» **WHAT TO PRODUCE**: List the lines of this listing that hold the word "Entwicklung".
------------------------------------------------------------
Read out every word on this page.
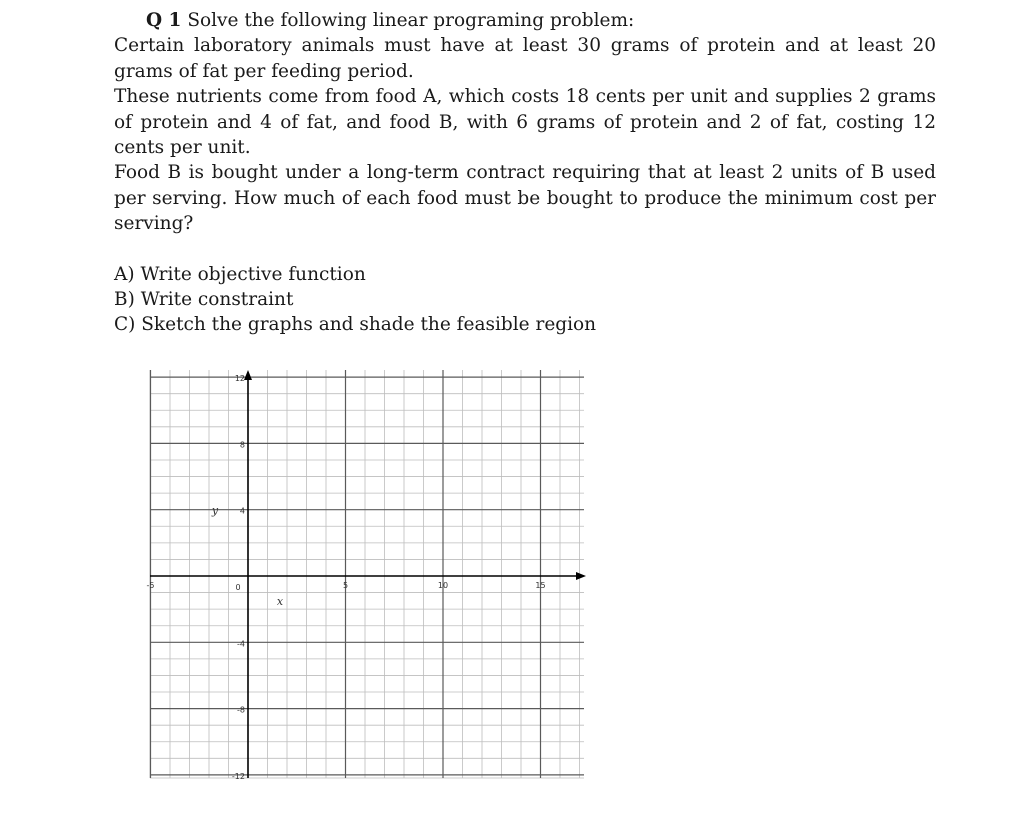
Q 1 Solve the following linear programing problem:
Certain laboratory animals must have at least 30 grams of protein and at least 20 grams of fat per feeding period.
These nutrients come from food A, which costs 18 cents per unit and supplies 2 grams of protein and 4 of fat, and food B, with 6 grams of protein and 2 of fat, costing 12 cents per unit.
Food B is bought under a long-term contract requiring that at least 2 units of B used per serving. How much of each food must be bought to produce the minimum cost per serving?
A) Write objective function
B) Write constraint
C) Sketch the graphs and shade the feasible region
-5	5	10	15
12
8
4
-4
-8
-12
0
x
y
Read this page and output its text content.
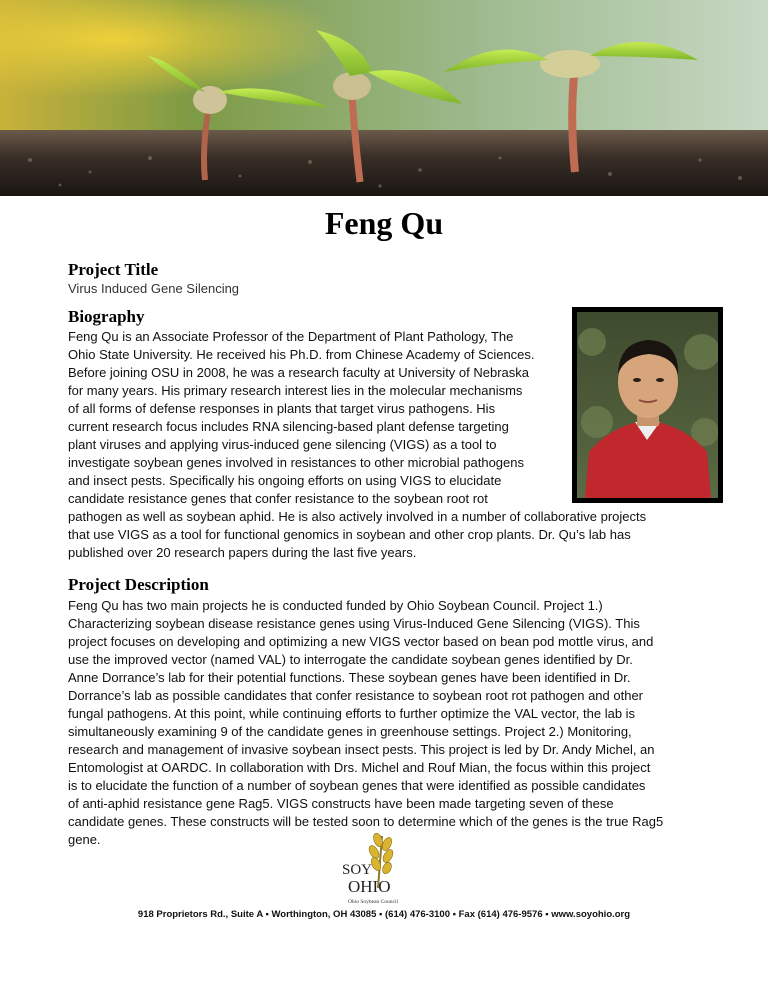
Feng Qu
Project Title
Virus Induced Gene Silencing
Biography
Feng Qu is an Associate Professor of the Department of Plant Pathology, The
Ohio State University. He received his Ph.D. from Chinese Academy of Sciences.
Before joining OSU in 2008, he was a research faculty at University of Nebraska
for many years. His primary research interest lies in the molecular mechanisms
of all forms of defense responses in plants that target virus pathogens. His
current research focus includes RNA silencing-based plant defense targeting
plant viruses and applying virus-induced gene silencing (VIGS) as a tool to
investigate soybean genes involved in resistances to other microbial pathogens
and insect pests. Specifically his ongoing efforts on using VIGS to elucidate
candidate resistance genes that confer resistance to the soybean root rot
pathogen as well as soybean aphid. He is also actively involved in a number of collaborative projects
that use VIGS as a tool for functional genomics in soybean and other crop plants. Dr. Qu’s lab has
published over 20 research papers during the last five years.
Project Description
Feng Qu has two main projects he is conducted funded by Ohio Soybean Council. Project 1.)
Characterizing soybean disease resistance genes using Virus-Induced Gene Silencing (VIGS). This
project focuses on developing and optimizing a new VIGS vector based on bean pod mottle virus, and
use the improved vector (named VAL) to interrogate the candidate soybean genes identified by Dr.
Anne Dorrance’s lab for their potential functions. These soybean genes have been identified in Dr.
Dorrance’s lab as possible candidates that confer resistance to soybean root rot pathogen and other
fungal pathogens. At this point, while continuing efforts to further optimize the VAL vector, the lab is
simultaneously examining 9 of the candidate genes in greenhouse settings. Project 2.) Monitoring,
research and management of invasive soybean insect pests. This project is led by Dr. Andy Michel, an
Entomologist at OARDC. In collaboration with Drs. Michel and Rouf Mian, the focus within this project
is to elucidate the function of a number of soybean genes that were identified as possible candidates
of anti-aphid resistance gene Rag5. VIGS constructs have been made targeting seven of these
candidate genes. These constructs will be tested soon to determine which of the genes is the true Rag5
gene.
SOY
OHIO
Ohio Soybean Council
918 Proprietors Rd., Suite A ▪ Worthington, OH 43085 ▪ (614) 476-3100 ▪ Fax (614) 476-9576 ▪ www.soyohio.org
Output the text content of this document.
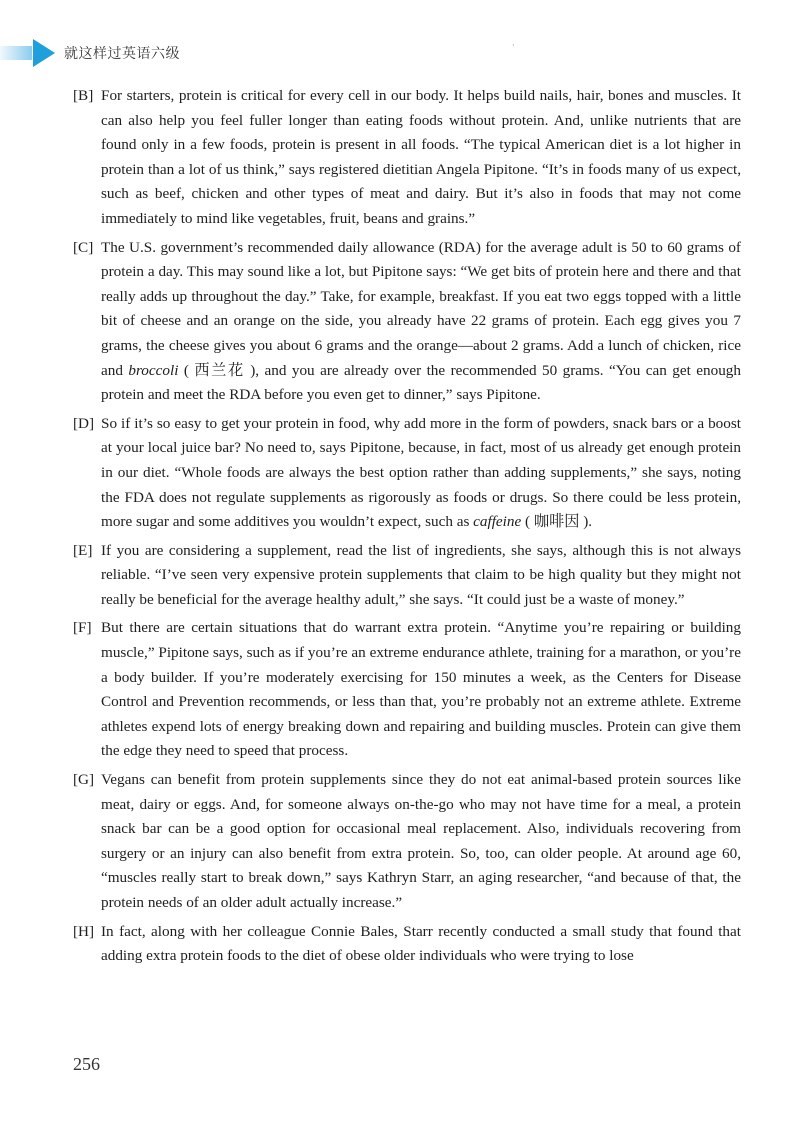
就这样过英语六级
·

[B] For starters, protein is critical for every cell in our body. It helps build nails, hair, bones and muscles. It can also help you feel fuller longer than eating foods without protein. And, unlike nutrients that are found only in a few foods, protein is present in all foods. “The typical American diet is a lot higher in protein than a lot of us think,” says registered dietitian Angela Pipitone. “It’s in foods many of us expect, such as beef, chicken and other types of meat and dairy. But it’s also in foods that may not come immediately to mind like vegetables, fruit, beans and grains.”

[C] The U.S. government’s recommended daily allowance (RDA) for the average adult is 50 to 60 grams of protein a day. This may sound like a lot, but Pipitone says: “We get bits of protein here and there and that really adds up throughout the day.” Take, for example, breakfast. If you eat two eggs topped with a little bit of cheese and an orange on the side, you already have 22 grams of protein. Each egg gives you 7 grams, the cheese gives you about 6 grams and the orange—about 2 grams. Add a lunch of chicken, rice and broccoli ( 西兰花 ), and you are already over the recommended 50 grams. “You can get enough protein and meet the RDA before you even get to dinner,” says Pipitone.

[D] So if it’s so easy to get your protein in food, why add more in the form of powders, snack bars or a boost at your local juice bar? No need to, says Pipitone, because, in fact, most of us already get enough protein in our diet. “Whole foods are always the best option rather than adding supplements,” she says, noting the FDA does not regulate supplements as rigorously as foods or drugs. So there could be less protein, more sugar and some additives you wouldn’t expect, such as caffeine ( 咖啡因 ).

[E] If you are considering a supplement, read the list of ingredients, she says, although this is not always reliable. “I’ve seen very expensive protein supplements that claim to be high quality but they might not really be beneficial for the average healthy adult,” she says. “It could just be a waste of money.”

[F] But there are certain situations that do warrant extra protein. “Anytime you’re repairing or building muscle,” Pipitone says, such as if you’re an extreme endurance athlete, training for a marathon, or you’re a body builder. If you’re moderately exercising for 150 minutes a week, as the Centers for Disease Control and Prevention recommends, or less than that, you’re probably not an extreme athlete. Extreme athletes expend lots of energy breaking down and repairing and building muscles. Protein can give them the edge they need to speed that process.

[G] Vegans can benefit from protein supplements since they do not eat animal-based protein sources like meat, dairy or eggs. And, for someone always on-the-go who may not have time for a meal, a protein snack bar can be a good option for occasional meal replacement. Also, individuals recovering from surgery or an injury can also benefit from extra protein. So, too, can older people. At around age 60, “muscles really start to break down,” says Kathryn Starr, an aging researcher, “and because of that, the protein needs of an older adult actually increase.”

[H] In fact, along with her colleague Connie Bales, Starr recently conducted a small study that found that adding extra protein foods to the diet of obese older individuals who were trying to lose

256
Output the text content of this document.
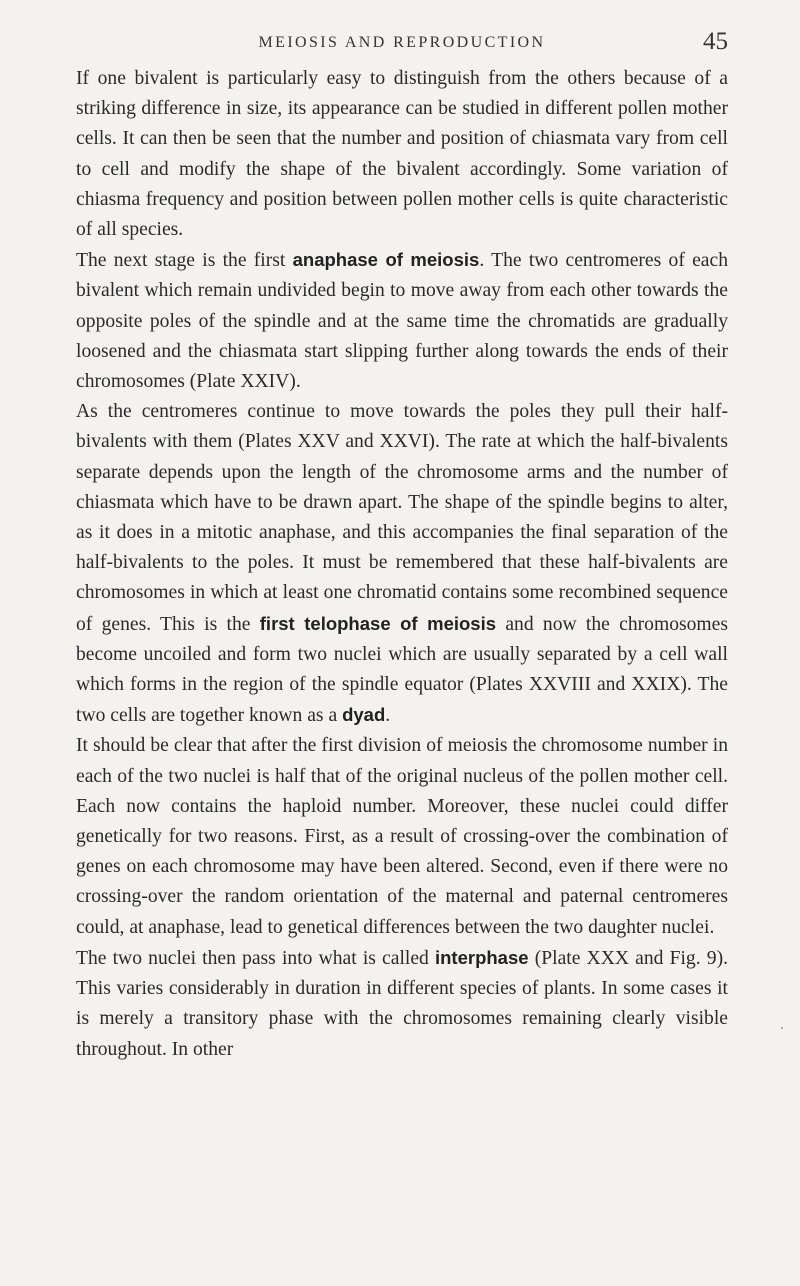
MEIOSIS AND REPRODUCTION	45

If one bivalent is particularly easy to distinguish from the others because of a striking difference in size, its appearance can be studied in different pollen mother cells. It can then be seen that the number and position of chiasmata vary from cell to cell and modify the shape of the bivalent accordingly. Some variation of chiasma frequency and position between pollen mother cells is quite characteristic of all species.

The next stage is the first anaphase of meiosis. The two centromeres of each bivalent which remain undivided begin to move away from each other towards the opposite poles of the spindle and at the same time the chromatids are gradually loosened and the chiasmata start slipping further along towards the ends of their chromosomes (Plate XXIV).

As the centromeres continue to move towards the poles they pull their half-bivalents with them (Plates XXV and XXVI). The rate at which the half-bivalents separate depends upon the length of the chromosome arms and the number of chiasmata which have to be drawn apart. The shape of the spindle begins to alter, as it does in a mitotic anaphase, and this accompanies the final separation of the half-bivalents to the poles. It must be remembered that these half-bivalents are chromosomes in which at least one chromatid contains some recombined sequence of genes. This is the first telophase of meiosis and now the chromosomes become uncoiled and form two nuclei which are usually separated by a cell wall which forms in the region of the spindle equator (Plates XXVIII and XXIX). The two cells are together known as a dyad.

It should be clear that after the first division of meiosis the chromosome number in each of the two nuclei is half that of the original nucleus of the pollen mother cell. Each now contains the haploid number. Moreover, these nuclei could differ genetically for two reasons. First, as a result of crossing-over the combination of genes on each chromosome may have been altered. Second, even if there were no crossing-over the random orientation of the maternal and paternal centromeres could, at anaphase, lead to genetical differences between the two daughter nuclei.

The two nuclei then pass into what is called interphase (Plate XXX and Fig. 9). This varies considerably in duration in different species of plants. In some cases it is merely a transitory phase with the chromosomes remaining clearly visible throughout. In other
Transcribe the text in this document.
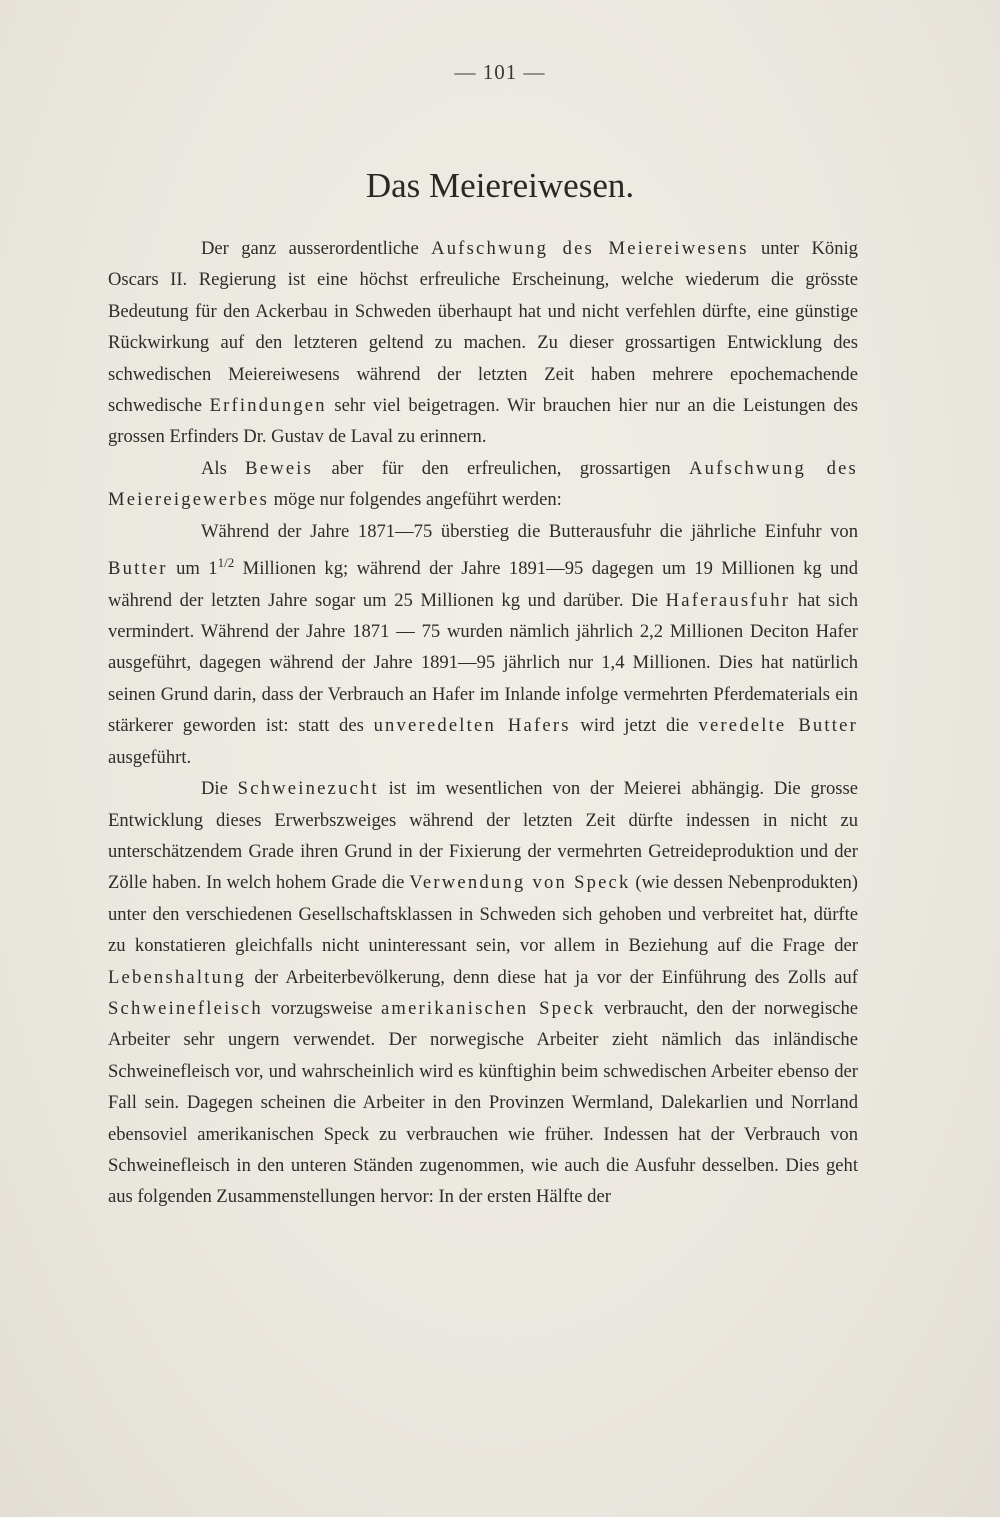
— 101 —
Das Meiereiwesen.

Der ganz ausserordentliche Aufschwung des Meiereiwesens unter König Oscars II. Regierung ist eine höchst erfreuliche Erscheinung, welche wiederum die grösste Bedeutung für den Ackerbau in Schweden überhaupt hat und nicht verfehlen dürfte, eine günstige Rückwirkung auf den letzteren geltend zu machen. Zu dieser grossartigen Entwicklung des schwedischen Meiereiwesens während der letzten Zeit haben mehrere epochemachende schwedische Erfindungen sehr viel beigetragen. Wir brauchen hier nur an die Leistungen des grossen Erfinders Dr. Gustav de Laval zu erinnern.

Als Beweis aber für den erfreulichen, grossartigen Aufschwung des Meiereigewerbes möge nur folgendes angeführt werden:

Während der Jahre 1871—75 überstieg die Butterausfuhr die jährliche Einfuhr von Butter um $1^{1/2}$ Millionen kg; während der Jahre 1891—95 dagegen um 19 Millionen kg und während der letzten Jahre sogar um 25 Millionen kg und darüber. Die Haferausfuhr hat sich vermindert. Während der Jahre 1871 — 75 wurden nämlich jährlich 2,2 Millionen Deciton Hafer ausgeführt, dagegen während der Jahre 1891—95 jährlich nur 1,4 Millionen. Dies hat natürlich seinen Grund darin, dass der Verbrauch an Hafer im Inlande infolge vermehrten Pferdematerials ein stärkerer geworden ist: statt des unveredelten Hafers wird jetzt die veredelte Butter ausgeführt.

Die Schweinezucht ist im wesentlichen von der Meierei abhängig. Die grosse Entwicklung dieses Erwerbszweiges während der letzten Zeit dürfte indessen in nicht zu unterschätzendem Grade ihren Grund in der Fixierung der vermehrten Getreideproduktion und der Zölle haben. In welch hohem Grade die Verwendung von Speck (wie dessen Nebenprodukten) unter den verschiedenen Gesellschaftsklassen in Schweden sich gehoben und verbreitet hat, dürfte zu konstatieren gleichfalls nicht uninteressant sein, vor allem in Beziehung auf die Frage der Lebenshaltung der Arbeiterbevölkerung, denn diese hat ja vor der Einführung des Zolls auf Schweinefleisch vorzugsweise amerikanischen Speck verbraucht, den der norwegische Arbeiter sehr ungern verwendet. Der norwegische Arbeiter zieht nämlich das inländische Schweinefleisch vor, und wahrscheinlich wird es künftighin beim schwedischen Arbeiter ebenso der Fall sein. Dagegen scheinen die Arbeiter in den Provinzen Wermland, Dalekarlien und Norrland ebensoviel amerikanischen Speck zu verbrauchen wie früher. Indessen hat der Verbrauch von Schweinefleisch in den unteren Ständen zugenommen, wie auch die Ausfuhr desselben. Dies geht aus folgenden Zusammenstellungen hervor: In der ersten Hälfte der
------------------------------------------------------------
» **EXERCISE RESPONSE**:
Der ganz ausserordentliche Aufschwung des Meiereiwesens unter König Oscars II. Regierung ist eine höchst erfreuliche Erscheinung, welche wiederum die grösste Bedeutung für den Ackerbau in Schweden überhaupt hat und nicht verfehlen dürfte, eine günstige Rückwirkung auf den letzteren geltend zu machen. Zu dieser grossartigen Entwicklung des schwedischen Meiereiwesens während der letzten Zeit haben mehrere epochemachende schwedische Erfindungen sehr viel beigetragen. Wir brauchen hier nur an die Leistungen des grossen Erfinders Dr. Gustav de Laval zu erinnern.
Die Schweinezucht ist im wesentlichen von der Meierei abhängig. Die grosse Entwicklung dieses Erwerbszweiges während der letzten Zeit dürfte indessen in nicht zu unterschätzendem Grade ihren Grund in der Fixierung der vermehrten Getreideproduktion und der Zölle haben. In welch hohem Grade die Verwendung von Speck (wie dessen Nebenprodukten) unter den verschiedenen Gesellschaftsklassen in Schweden sich gehoben und verbreitet hat, dürfte zu konstatieren gleichfalls nicht uninteressant sein, vor allem in Beziehung auf die Frage der Lebenshaltung der Arbeiterbevölkerung, denn diese hat ja vor der Einführung des Zolls auf Schweinefleisch vorzugsweise amerikanischen Speck verbraucht, den der norwegische Arbeiter sehr ungern verwendet. Der norwegische Arbeiter zieht nämlich das inländische Schweinefleisch vor, und wahrscheinlich wird es künftighin beim schwedischen Arbeiter ebenso der Fall sein. Dagegen scheinen die Arbeiter in den Provinzen Wermland, Dalekarlien und Norrland ebensoviel amerikanischen Speck zu verbrauchen wie früher. Indessen hat der Verbrauch von Schweinefleisch in den unteren Ständen zugenommen, wie auch die Ausfuhr desselben. Dies geht aus folgenden Zusammenstellungen hervor: In der ersten Hälfte der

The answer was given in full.